### The input
+ + +

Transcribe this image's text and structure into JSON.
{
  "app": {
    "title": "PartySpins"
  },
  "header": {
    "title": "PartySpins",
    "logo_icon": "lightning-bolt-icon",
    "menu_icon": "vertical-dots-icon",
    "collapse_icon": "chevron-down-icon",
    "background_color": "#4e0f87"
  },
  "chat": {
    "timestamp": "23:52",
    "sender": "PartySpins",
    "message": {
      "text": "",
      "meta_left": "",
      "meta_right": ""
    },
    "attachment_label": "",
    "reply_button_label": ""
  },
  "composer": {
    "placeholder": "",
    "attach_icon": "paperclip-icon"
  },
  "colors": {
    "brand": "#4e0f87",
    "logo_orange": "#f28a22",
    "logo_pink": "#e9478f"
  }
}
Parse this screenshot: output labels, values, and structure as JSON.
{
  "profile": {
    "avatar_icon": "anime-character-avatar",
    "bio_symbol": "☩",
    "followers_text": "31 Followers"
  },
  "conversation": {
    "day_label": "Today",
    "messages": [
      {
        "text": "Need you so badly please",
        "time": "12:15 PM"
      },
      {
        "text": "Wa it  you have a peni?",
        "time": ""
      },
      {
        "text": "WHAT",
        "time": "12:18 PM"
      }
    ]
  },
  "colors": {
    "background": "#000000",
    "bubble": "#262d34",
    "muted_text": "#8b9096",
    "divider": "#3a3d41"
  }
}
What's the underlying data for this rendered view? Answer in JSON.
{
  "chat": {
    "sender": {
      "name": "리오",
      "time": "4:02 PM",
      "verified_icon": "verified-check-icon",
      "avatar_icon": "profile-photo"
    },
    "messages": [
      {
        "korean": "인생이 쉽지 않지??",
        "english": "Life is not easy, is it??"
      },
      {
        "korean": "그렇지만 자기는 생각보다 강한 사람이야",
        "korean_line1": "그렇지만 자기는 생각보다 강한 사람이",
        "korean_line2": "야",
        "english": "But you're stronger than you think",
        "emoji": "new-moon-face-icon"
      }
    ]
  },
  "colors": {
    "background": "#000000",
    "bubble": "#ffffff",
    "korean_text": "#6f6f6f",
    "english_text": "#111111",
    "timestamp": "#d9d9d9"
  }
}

+ + +

### Requirement
Reproduce the listing above exactly from the line containing "What's the underlying" through its last line, with both of those lines included.

### Result of this task
What's the underlying data for this rendered view? Answer in JSON.
{
  "chat": {
    "sender": {
      "name": "리오",
      "time": "4:02 PM",
      "verified_icon": "verified-check-icon",
      "avatar_icon": "profile-photo"
    },
    "messages": [
      {
        "korean": "인생이 쉽지 않지??",
        "english": "Life is not easy, is it??"
      },
      {
        "korean": "그렇지만 자기는 생각보다 강한 사람이야",
        "korean_line1": "그렇지만 자기는 생각보다 강한 사람이",
        "korean_line2": "야",
        "english": "But you're stronger than you think",
        "emoji": "new-moon-face-icon"
      }
    ]
  },
  "colors": {
    "background": "#000000",
    "bubble": "#ffffff",
    "korean_text": "#6f6f6f",
    "english_text": "#111111",
    "timestamp": "#d9d9d9"
  }
}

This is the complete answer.